* begin Entries supplied *
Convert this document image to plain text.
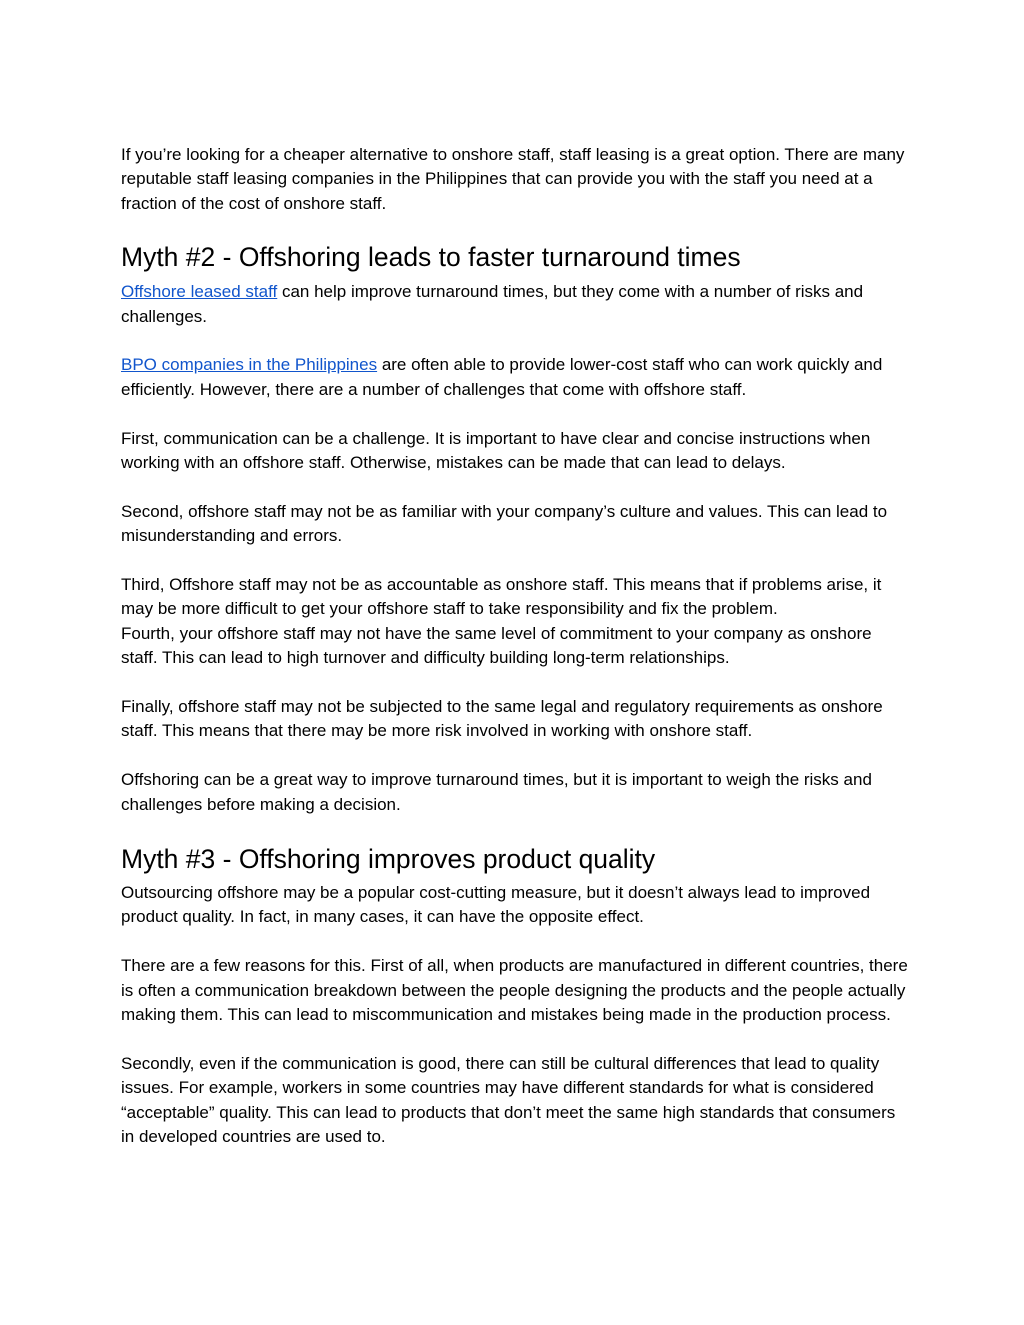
If you’re looking for a cheaper alternative to onshore staff, staff leasing is a great option. There are many reputable staff leasing companies in the Philippines that can provide you with the staff you need at a fraction of the cost of onshore staff.

Myth #2 - Offshoring leads to faster turnaround times

Offshore leased staff can help improve turnaround times, but they come with a number of risks and challenges.

BPO companies in the Philippines are often able to provide lower-cost staff who can work quickly and efficiently. However, there are a number of challenges that come with offshore staff.

First, communication can be a challenge. It is important to have clear and concise instructions when working with an offshore staff. Otherwise, mistakes can be made that can lead to delays.

Second, offshore staff may not be as familiar with your company’s culture and values. This can lead to misunderstanding and errors.

Third, Offshore staff may not be as accountable as onshore staff. This means that if problems arise, it may be more difficult to get your offshore staff to take responsibility and fix the problem.

Fourth, your offshore staff may not have the same level of commitment to your company as onshore staff. This can lead to high turnover and difficulty building long-term relationships.

Finally, offshore staff may not be subjected to the same legal and regulatory requirements as onshore staff. This means that there may be more risk involved in working with onshore staff.

Offshoring can be a great way to improve turnaround times, but it is important to weigh the risks and challenges before making a decision.

Myth #3 - Offshoring improves product quality

Outsourcing offshore may be a popular cost-cutting measure, but it doesn’t always lead to improved product quality. In fact, in many cases, it can have the opposite effect.

There are a few reasons for this. First of all, when products are manufactured in different countries, there is often a communication breakdown between the people designing the products and the people actually making them. This can lead to miscommunication and mistakes being made in the production process.

Secondly, even if the communication is good, there can still be cultural differences that lead to quality issues. For example, workers in some countries may have different standards for what is considered “acceptable” quality. This can lead to products that don’t meet the same high standards that consumers in developed countries are used to.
* end Entries supplied *
Requirements. Your task is to return the entries above exactly, with no pictures.

Worked solution.
Convert this document image to plain text.
If you’re looking for a cheaper alternative to onshore staff, staff leasing is a great option. There are many reputable staff leasing companies in the Philippines that can provide you with the staff you need at a fraction of the cost of onshore staff.

Myth #2 - Offshoring leads to faster turnaround times

Offshore leased staff can help improve turnaround times, but they come with a number of risks and challenges.

BPO companies in the Philippines are often able to provide lower-cost staff who can work quickly and efficiently. However, there are a number of challenges that come with offshore staff.

First, communication can be a challenge. It is important to have clear and concise instructions when working with an offshore staff. Otherwise, mistakes can be made that can lead to delays.

Second, offshore staff may not be as familiar with your company’s culture and values. This can lead to misunderstanding and errors.

Third, Offshore staff may not be as accountable as onshore staff. This means that if problems arise, it may be more difficult to get your offshore staff to take responsibility and fix the problem.

Fourth, your offshore staff may not have the same level of commitment to your company as onshore staff. This can lead to high turnover and difficulty building long-term relationships.

Finally, offshore staff may not be subjected to the same legal and regulatory requirements as onshore staff. This means that there may be more risk involved in working with onshore staff.

Offshoring can be a great way to improve turnaround times, but it is important to weigh the risks and challenges before making a decision.

Myth #3 - Offshoring improves product quality

Outsourcing offshore may be a popular cost-cutting measure, but it doesn’t always lead to improved product quality. In fact, in many cases, it can have the opposite effect.

There are a few reasons for this. First of all, when products are manufactured in different countries, there is often a communication breakdown between the people designing the products and the people actually making them. This can lead to miscommunication and mistakes being made in the production process.

Secondly, even if the communication is good, there can still be cultural differences that lead to quality issues. For example, workers in some countries may have different standards for what is considered “acceptable” quality. This can lead to products that don’t meet the same high standards that consumers in developed countries are used to.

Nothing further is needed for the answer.